EXERCISE GOAL:
Search the data for the string "Rate" and gather each line it is in.

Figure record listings
※ ※ ※

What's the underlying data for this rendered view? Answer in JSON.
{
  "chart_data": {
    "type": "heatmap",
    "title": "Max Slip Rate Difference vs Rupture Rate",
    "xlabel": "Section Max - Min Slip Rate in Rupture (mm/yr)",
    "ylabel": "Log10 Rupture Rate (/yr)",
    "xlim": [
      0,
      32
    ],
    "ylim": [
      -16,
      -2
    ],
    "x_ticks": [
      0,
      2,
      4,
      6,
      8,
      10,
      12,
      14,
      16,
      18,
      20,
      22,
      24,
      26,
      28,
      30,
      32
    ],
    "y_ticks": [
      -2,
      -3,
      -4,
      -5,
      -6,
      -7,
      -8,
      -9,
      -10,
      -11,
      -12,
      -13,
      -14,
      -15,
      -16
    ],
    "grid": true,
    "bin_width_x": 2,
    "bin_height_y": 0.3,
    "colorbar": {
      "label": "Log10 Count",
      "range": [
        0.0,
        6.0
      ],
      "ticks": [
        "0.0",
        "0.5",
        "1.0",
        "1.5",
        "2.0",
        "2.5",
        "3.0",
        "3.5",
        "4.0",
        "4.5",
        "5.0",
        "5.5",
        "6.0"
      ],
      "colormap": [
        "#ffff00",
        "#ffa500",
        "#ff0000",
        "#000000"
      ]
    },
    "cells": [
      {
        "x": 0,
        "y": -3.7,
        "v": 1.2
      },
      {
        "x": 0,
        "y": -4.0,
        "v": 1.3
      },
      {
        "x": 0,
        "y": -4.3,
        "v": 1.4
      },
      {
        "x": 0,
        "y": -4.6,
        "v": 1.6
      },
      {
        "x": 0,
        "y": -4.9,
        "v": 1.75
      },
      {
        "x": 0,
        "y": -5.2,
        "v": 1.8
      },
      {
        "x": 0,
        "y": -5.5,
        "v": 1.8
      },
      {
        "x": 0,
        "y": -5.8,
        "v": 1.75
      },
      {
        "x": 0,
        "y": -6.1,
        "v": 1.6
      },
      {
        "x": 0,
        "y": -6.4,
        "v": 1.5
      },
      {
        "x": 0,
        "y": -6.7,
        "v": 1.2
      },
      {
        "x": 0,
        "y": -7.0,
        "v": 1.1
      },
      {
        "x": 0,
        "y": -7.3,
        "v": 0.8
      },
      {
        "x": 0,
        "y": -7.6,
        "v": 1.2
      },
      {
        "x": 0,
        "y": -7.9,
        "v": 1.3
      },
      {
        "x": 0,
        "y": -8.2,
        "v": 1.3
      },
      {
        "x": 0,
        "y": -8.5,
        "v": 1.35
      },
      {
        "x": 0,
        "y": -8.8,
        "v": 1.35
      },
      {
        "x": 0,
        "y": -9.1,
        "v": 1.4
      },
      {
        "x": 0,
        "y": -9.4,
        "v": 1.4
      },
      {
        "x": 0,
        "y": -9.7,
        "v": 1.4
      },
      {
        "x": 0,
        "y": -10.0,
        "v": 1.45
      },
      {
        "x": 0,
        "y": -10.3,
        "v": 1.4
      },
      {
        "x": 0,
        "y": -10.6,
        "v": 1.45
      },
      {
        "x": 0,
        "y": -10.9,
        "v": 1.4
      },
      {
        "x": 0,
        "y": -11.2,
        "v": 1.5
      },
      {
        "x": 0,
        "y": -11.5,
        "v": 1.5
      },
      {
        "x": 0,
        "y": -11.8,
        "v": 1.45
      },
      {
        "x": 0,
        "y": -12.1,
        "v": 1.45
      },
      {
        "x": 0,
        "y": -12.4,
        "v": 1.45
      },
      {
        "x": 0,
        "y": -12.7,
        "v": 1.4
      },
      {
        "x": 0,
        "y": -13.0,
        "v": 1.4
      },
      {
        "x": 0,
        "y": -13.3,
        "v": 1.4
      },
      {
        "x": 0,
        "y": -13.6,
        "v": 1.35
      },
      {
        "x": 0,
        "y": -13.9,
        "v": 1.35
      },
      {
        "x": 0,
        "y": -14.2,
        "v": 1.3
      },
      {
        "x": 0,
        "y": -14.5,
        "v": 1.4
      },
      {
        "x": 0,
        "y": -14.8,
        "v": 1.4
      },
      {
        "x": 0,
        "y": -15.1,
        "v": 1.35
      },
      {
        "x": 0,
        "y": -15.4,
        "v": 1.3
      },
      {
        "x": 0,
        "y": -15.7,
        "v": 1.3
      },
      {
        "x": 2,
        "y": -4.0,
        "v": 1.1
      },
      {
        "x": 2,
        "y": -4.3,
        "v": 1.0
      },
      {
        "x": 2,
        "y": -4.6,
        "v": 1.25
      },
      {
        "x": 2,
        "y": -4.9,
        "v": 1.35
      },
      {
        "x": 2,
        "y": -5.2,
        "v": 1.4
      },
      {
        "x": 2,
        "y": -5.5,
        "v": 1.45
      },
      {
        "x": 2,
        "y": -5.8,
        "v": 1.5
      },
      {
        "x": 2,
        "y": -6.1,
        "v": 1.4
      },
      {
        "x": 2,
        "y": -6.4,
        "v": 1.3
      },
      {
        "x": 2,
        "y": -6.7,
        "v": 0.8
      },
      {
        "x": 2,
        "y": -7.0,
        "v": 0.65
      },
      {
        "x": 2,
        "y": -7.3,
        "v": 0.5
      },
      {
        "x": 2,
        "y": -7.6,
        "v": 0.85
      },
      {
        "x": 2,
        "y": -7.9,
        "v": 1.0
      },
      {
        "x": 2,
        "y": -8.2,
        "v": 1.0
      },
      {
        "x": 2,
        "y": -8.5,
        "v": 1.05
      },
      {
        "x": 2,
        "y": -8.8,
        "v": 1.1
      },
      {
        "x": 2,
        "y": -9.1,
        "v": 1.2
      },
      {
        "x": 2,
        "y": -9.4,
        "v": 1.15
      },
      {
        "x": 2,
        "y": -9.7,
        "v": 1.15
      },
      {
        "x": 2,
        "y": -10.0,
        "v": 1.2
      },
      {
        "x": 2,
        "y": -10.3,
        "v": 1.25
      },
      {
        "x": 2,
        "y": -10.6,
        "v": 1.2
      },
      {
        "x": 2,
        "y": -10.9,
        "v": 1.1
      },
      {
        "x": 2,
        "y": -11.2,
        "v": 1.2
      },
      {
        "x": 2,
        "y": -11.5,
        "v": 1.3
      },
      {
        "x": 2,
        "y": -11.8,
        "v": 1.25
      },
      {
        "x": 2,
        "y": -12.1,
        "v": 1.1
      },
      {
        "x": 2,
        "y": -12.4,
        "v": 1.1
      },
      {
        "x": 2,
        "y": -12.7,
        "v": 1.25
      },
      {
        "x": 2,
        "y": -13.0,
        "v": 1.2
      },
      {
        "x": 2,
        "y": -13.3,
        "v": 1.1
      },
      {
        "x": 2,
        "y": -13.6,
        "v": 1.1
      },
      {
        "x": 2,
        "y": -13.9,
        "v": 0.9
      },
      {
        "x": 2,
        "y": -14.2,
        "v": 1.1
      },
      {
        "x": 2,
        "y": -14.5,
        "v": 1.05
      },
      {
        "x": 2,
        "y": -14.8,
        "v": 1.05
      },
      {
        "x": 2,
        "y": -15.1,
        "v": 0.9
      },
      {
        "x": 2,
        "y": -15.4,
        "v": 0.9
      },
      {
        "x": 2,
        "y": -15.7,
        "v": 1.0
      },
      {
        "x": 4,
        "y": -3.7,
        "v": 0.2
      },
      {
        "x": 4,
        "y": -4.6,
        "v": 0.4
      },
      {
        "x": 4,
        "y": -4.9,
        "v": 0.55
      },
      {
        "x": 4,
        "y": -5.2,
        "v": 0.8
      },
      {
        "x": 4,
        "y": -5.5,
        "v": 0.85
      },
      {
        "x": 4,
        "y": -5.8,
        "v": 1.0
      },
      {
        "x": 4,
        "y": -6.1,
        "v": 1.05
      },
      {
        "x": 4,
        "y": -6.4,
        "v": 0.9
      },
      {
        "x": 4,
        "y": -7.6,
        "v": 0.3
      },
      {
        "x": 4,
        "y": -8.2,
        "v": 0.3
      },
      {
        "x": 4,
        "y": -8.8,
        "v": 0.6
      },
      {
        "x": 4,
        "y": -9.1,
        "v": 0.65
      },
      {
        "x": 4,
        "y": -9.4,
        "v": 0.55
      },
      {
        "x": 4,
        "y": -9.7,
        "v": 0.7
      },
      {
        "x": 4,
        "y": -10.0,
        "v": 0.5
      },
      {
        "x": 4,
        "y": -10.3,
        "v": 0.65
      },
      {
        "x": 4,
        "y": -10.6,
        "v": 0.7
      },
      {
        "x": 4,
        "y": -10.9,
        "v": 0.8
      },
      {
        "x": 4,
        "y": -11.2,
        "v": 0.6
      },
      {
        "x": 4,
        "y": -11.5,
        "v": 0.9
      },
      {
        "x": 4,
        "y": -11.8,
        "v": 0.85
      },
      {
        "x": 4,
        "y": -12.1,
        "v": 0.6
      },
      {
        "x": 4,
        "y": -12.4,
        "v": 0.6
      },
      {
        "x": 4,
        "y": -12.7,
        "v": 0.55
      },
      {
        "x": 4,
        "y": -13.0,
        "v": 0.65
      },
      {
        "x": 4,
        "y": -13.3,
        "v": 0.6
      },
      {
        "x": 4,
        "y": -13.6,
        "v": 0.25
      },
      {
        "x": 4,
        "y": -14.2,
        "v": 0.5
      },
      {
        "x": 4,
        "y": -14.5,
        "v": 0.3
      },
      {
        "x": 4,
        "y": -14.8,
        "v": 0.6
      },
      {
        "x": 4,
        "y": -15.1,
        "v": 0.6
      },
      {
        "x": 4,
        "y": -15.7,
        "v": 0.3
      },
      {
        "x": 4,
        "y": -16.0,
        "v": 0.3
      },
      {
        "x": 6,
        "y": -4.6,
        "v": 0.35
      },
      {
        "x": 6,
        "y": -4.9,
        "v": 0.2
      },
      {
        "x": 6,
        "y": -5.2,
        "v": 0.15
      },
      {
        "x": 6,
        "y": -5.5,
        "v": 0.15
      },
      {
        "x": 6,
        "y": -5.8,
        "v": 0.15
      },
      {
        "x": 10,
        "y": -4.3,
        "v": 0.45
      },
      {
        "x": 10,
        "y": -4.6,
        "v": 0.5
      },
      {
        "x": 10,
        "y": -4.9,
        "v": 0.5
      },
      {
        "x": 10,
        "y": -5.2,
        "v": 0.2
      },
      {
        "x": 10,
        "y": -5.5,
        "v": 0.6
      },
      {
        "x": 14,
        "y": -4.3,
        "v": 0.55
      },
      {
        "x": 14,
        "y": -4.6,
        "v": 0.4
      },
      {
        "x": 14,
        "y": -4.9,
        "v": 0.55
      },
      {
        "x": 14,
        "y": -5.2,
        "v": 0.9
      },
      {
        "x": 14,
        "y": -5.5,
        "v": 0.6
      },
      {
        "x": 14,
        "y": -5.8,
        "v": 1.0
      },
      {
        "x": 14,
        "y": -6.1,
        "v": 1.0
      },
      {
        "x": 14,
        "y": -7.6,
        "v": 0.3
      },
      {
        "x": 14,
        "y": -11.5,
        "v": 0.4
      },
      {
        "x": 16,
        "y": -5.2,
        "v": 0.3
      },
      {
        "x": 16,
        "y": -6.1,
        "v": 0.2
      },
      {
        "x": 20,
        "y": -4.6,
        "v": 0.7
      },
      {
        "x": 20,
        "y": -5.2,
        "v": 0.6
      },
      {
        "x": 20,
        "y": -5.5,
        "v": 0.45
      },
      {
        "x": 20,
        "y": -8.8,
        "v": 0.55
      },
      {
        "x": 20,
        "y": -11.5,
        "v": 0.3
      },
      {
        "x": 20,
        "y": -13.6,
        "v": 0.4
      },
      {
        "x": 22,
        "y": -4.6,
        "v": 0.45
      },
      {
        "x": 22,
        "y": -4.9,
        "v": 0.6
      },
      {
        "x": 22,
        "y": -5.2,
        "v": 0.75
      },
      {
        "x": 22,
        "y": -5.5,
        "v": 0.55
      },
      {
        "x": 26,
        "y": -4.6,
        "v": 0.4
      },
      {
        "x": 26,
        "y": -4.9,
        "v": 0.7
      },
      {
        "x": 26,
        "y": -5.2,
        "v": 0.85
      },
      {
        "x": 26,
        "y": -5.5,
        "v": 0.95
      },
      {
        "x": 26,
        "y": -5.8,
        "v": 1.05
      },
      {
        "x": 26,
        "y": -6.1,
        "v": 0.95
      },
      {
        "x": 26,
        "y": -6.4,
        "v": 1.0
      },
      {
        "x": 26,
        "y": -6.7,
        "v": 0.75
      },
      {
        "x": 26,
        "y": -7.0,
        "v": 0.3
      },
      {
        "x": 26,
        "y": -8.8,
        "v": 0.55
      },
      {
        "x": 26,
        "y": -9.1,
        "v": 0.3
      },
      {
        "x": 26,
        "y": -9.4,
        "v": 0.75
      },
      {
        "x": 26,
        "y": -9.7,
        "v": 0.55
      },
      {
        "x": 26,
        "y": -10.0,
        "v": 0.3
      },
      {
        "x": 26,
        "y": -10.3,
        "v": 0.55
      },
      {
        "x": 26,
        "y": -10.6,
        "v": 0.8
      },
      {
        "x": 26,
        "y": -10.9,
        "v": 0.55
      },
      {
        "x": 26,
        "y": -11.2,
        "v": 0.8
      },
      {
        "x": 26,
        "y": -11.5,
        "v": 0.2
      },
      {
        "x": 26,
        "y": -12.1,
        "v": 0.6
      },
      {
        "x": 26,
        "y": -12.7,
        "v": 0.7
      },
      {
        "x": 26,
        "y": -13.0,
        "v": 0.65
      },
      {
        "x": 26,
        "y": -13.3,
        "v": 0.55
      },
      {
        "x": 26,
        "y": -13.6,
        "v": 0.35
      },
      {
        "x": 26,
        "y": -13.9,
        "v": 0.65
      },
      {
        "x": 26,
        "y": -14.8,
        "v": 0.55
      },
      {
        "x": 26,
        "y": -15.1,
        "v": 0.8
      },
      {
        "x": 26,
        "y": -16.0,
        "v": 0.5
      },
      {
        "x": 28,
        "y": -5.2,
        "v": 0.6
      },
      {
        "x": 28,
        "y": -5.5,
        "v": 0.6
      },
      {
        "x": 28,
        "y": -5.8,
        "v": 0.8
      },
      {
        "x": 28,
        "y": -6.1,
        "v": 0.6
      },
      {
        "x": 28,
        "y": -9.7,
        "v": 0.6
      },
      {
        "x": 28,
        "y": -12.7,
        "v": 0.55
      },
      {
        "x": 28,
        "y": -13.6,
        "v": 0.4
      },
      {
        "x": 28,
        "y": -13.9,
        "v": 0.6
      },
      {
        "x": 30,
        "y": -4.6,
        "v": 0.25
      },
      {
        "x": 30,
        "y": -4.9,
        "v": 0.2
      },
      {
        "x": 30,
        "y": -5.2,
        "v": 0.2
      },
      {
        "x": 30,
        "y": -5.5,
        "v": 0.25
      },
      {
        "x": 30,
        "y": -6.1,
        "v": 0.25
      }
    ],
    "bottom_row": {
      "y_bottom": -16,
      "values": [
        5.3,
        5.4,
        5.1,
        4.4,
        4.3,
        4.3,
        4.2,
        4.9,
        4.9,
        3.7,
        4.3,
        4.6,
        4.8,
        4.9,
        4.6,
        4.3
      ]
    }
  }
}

※ ※ ※

ANSWER BELOW:
    "title": "Max Slip Rate Difference vs Rupture Rate",
    "xlabel": "Section Max - Min Slip Rate in Rupture (mm/yr)",
    "ylabel": "Log10 Rupture Rate (/yr)",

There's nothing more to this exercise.